Saved entries:

+===+

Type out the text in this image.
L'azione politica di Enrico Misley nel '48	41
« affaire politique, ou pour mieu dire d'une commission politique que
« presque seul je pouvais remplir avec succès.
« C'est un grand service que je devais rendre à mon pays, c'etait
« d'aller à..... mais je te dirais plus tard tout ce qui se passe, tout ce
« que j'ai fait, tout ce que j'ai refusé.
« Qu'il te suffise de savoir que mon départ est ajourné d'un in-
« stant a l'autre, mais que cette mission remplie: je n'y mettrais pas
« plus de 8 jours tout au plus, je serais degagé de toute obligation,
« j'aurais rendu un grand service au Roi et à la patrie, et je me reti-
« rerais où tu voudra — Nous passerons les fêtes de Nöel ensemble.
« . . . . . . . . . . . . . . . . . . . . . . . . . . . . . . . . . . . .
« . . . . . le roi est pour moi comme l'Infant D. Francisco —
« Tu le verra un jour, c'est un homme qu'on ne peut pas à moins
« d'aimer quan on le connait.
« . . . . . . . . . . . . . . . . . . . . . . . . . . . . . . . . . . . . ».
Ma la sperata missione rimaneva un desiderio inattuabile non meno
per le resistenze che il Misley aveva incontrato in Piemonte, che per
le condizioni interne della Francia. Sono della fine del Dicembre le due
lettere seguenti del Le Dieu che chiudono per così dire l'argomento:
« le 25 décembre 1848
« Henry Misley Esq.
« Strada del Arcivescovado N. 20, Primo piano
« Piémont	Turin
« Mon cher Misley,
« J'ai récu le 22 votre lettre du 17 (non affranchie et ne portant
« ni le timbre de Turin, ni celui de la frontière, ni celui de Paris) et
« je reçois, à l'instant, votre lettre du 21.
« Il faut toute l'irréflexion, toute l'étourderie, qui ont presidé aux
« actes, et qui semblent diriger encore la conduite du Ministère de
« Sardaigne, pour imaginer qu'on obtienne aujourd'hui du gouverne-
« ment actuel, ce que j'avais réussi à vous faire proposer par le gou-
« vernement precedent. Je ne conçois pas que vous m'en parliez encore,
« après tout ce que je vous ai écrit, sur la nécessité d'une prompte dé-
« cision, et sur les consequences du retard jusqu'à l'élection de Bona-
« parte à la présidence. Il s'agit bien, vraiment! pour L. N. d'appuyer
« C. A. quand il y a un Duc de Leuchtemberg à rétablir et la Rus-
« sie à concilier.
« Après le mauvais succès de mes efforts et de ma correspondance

+===+

Task to complete: Give an exact repetition of all the material.

Worked answer:
Type out the text in this image.
L'azione politica di Enrico Misley nel '48	41
« affaire politique, ou pour mieu dire d'une commission politique que
« presque seul je pouvais remplir avec succès.
« C'est un grand service que je devais rendre à mon pays, c'etait
« d'aller à..... mais je te dirais plus tard tout ce qui se passe, tout ce
« que j'ai fait, tout ce que j'ai refusé.
« Qu'il te suffise de savoir que mon départ est ajourné d'un in-
« stant a l'autre, mais que cette mission remplie: je n'y mettrais pas
« plus de 8 jours tout au plus, je serais degagé de toute obligation,
« j'aurais rendu un grand service au Roi et à la patrie, et je me reti-
« rerais où tu voudra — Nous passerons les fêtes de Nöel ensemble.
« . . . . . . . . . . . . . . . . . . . . . . . . . . . . . . . . . . . .
« . . . . . le roi est pour moi comme l'Infant D. Francisco —
« Tu le verra un jour, c'est un homme qu'on ne peut pas à moins
« d'aimer quan on le connait.
« . . . . . . . . . . . . . . . . . . . . . . . . . . . . . . . . . . . . ».
Ma la sperata missione rimaneva un desiderio inattuabile non meno
per le resistenze che il Misley aveva incontrato in Piemonte, che per
le condizioni interne della Francia. Sono della fine del Dicembre le due
lettere seguenti del Le Dieu che chiudono per così dire l'argomento:
« le 25 décembre 1848
« Henry Misley Esq.
« Strada del Arcivescovado N. 20, Primo piano
« Piémont	Turin
« Mon cher Misley,
« J'ai récu le 22 votre lettre du 17 (non affranchie et ne portant
« ni le timbre de Turin, ni celui de la frontière, ni celui de Paris) et
« je reçois, à l'instant, votre lettre du 21.
« Il faut toute l'irréflexion, toute l'étourderie, qui ont presidé aux
« actes, et qui semblent diriger encore la conduite du Ministère de
« Sardaigne, pour imaginer qu'on obtienne aujourd'hui du gouverne-
« ment actuel, ce que j'avais réussi à vous faire proposer par le gou-
« vernement precedent. Je ne conçois pas que vous m'en parliez encore,
« après tout ce que je vous ai écrit, sur la nécessité d'une prompte dé-
« cision, et sur les consequences du retard jusqu'à l'élection de Bona-
« parte à la présidence. Il s'agit bien, vraiment! pour L. N. d'appuyer
« C. A. quand il y a un Duc de Leuchtemberg à rétablir et la Rus-
« sie à concilier.
« Après le mauvais succès de mes efforts et de ma correspondance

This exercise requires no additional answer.